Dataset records

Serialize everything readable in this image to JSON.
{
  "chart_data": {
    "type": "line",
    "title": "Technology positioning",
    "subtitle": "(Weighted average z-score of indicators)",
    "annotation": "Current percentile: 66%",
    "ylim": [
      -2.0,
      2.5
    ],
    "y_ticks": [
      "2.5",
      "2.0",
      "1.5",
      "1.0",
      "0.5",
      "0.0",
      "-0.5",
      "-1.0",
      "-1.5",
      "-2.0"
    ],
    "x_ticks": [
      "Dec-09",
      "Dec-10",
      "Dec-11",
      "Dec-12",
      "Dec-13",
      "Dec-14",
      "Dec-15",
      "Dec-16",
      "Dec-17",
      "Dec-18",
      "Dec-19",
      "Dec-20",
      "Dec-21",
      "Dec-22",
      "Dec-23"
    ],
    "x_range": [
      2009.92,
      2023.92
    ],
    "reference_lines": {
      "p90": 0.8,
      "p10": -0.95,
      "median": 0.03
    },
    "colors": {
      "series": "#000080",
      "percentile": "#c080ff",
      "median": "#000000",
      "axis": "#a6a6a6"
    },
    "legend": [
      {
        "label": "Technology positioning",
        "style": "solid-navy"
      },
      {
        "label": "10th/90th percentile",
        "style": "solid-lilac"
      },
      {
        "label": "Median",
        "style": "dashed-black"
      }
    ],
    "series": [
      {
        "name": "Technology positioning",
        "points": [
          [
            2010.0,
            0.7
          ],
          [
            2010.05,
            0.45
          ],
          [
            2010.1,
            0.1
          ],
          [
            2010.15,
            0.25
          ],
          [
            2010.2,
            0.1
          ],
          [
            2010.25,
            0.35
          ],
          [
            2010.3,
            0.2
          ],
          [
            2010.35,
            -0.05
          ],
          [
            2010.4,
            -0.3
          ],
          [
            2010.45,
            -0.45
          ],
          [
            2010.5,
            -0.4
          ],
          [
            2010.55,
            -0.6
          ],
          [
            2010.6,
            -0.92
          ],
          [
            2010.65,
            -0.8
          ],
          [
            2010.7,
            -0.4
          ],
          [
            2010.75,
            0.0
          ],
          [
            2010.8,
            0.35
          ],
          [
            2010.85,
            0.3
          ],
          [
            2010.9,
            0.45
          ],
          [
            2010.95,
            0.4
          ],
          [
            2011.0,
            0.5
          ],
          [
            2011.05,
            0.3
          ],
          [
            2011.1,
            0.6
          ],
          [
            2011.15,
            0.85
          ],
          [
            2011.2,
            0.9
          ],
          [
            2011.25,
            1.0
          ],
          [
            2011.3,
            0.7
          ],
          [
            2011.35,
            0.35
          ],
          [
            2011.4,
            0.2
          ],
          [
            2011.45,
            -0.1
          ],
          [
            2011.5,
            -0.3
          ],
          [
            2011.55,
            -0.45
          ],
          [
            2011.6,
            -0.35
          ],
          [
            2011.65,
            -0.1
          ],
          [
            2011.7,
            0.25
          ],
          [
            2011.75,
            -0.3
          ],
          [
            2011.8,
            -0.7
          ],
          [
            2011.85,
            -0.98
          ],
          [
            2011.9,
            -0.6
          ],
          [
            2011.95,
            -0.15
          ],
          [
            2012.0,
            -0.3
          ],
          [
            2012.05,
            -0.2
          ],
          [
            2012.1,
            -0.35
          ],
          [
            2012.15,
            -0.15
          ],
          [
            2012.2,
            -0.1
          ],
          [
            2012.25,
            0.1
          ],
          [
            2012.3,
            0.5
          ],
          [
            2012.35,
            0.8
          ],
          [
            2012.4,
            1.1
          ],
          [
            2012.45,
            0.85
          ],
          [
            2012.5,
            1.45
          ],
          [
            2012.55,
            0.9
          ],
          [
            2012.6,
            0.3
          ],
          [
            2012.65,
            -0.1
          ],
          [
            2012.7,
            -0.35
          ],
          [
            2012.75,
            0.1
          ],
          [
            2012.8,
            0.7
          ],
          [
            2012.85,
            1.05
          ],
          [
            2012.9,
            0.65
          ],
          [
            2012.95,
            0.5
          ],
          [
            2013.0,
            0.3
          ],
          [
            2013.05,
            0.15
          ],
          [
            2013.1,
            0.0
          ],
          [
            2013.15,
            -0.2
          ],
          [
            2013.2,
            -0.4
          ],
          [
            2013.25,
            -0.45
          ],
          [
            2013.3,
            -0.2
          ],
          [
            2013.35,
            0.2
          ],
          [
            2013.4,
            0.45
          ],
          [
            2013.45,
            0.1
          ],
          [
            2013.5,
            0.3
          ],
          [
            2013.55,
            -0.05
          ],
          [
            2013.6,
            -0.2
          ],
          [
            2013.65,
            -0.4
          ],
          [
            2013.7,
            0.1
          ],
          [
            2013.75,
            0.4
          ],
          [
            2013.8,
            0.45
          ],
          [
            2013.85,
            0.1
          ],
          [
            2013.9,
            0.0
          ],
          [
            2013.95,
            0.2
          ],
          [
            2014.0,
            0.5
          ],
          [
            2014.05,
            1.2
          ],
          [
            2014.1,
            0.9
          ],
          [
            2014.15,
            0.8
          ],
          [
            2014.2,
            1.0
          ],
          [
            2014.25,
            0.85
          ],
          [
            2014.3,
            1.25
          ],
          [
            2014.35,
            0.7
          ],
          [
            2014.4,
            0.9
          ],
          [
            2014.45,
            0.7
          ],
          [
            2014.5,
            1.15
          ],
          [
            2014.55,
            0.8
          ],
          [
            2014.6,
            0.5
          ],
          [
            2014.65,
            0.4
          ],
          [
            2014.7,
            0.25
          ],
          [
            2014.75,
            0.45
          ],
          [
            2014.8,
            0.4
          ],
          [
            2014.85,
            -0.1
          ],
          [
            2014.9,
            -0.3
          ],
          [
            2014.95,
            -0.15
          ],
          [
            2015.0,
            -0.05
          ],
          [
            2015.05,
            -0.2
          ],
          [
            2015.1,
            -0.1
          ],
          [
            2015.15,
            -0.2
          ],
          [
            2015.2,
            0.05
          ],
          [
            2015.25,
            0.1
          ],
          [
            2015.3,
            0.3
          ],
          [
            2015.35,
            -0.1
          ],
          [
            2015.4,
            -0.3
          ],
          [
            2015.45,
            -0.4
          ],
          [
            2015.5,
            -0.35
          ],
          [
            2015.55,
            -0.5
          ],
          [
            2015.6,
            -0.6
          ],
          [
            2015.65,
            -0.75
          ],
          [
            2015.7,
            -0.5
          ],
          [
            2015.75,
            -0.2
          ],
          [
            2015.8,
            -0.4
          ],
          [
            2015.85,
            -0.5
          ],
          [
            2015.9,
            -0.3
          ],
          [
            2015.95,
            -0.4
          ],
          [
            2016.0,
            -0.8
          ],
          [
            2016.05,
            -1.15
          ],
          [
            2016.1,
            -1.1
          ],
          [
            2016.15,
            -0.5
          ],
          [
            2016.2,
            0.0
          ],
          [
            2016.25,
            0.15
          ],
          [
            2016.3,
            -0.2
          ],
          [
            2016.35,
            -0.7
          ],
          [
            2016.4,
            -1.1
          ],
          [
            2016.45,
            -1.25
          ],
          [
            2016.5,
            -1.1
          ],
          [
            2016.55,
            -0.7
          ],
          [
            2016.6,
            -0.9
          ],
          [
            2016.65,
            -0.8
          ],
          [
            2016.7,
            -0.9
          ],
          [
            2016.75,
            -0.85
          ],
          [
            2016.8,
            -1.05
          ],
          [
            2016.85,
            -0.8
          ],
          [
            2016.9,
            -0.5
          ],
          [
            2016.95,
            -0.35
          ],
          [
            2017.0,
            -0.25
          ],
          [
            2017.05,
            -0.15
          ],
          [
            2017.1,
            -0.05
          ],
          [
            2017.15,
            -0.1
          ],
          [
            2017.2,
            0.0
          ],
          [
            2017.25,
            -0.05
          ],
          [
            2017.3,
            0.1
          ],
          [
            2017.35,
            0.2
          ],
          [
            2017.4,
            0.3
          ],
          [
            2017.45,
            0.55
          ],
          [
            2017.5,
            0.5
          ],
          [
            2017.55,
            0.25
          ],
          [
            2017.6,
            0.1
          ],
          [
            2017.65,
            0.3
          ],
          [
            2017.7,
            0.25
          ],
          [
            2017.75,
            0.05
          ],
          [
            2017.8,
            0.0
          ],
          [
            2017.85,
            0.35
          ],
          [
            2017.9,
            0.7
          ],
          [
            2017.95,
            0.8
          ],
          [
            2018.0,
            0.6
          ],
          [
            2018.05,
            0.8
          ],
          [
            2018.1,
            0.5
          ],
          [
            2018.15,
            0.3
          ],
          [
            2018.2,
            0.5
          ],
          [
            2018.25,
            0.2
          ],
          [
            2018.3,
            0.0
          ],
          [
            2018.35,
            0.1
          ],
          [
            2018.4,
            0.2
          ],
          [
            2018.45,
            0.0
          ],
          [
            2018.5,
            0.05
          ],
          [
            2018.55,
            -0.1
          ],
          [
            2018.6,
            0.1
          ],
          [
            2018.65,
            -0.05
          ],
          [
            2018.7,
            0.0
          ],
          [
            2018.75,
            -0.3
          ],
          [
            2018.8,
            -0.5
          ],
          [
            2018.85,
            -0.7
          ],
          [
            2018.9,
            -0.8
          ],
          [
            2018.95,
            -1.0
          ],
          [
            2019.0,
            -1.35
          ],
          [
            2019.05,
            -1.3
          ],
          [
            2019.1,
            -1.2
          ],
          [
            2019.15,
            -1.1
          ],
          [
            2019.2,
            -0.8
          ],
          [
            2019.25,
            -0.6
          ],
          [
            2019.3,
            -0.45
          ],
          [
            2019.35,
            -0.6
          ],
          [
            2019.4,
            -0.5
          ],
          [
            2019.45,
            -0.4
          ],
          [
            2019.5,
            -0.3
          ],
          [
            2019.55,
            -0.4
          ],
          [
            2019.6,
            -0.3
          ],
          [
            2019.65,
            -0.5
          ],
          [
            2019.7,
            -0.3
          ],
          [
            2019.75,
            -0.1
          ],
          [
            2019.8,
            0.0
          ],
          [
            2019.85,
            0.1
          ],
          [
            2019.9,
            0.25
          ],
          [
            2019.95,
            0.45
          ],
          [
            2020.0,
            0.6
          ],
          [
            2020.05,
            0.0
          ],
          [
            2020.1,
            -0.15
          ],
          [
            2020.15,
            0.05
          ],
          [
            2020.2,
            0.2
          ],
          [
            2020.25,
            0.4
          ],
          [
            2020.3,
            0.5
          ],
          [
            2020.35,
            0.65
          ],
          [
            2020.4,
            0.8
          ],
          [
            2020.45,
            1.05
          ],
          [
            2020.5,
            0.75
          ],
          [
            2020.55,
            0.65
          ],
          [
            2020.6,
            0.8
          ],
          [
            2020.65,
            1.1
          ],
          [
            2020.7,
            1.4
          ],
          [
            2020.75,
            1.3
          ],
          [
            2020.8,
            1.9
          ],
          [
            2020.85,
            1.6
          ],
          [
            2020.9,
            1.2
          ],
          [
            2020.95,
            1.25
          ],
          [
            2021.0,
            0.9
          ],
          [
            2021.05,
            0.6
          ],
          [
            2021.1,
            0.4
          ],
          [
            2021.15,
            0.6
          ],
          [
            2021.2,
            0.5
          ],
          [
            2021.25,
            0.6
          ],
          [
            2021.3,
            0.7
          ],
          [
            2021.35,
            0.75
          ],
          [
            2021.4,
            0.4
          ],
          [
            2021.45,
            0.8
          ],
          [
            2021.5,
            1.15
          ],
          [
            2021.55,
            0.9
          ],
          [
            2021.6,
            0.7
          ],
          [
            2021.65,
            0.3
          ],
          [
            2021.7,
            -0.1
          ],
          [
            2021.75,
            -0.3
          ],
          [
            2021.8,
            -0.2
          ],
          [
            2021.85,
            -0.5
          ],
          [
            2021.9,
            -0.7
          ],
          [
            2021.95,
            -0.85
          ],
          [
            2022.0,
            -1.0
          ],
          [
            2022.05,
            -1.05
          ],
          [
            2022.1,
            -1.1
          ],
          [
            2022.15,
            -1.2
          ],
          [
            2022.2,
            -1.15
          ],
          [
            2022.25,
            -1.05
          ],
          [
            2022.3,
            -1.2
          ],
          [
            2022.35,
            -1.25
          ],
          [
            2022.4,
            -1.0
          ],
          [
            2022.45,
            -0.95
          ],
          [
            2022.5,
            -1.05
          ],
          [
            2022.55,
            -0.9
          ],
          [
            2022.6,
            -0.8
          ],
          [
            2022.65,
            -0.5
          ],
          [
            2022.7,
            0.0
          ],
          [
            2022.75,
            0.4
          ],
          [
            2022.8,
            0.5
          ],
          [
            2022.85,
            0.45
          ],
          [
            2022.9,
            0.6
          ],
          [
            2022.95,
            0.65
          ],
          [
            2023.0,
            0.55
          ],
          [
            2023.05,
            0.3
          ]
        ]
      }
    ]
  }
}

- DESCRIPTION OF THE TASK -
Your task is to collect every line above that contains the word "style".

- EXERCISE ANSWER -
        "style": "solid-navy"
        "style": "solid-lilac"
        "style": "dashed-black"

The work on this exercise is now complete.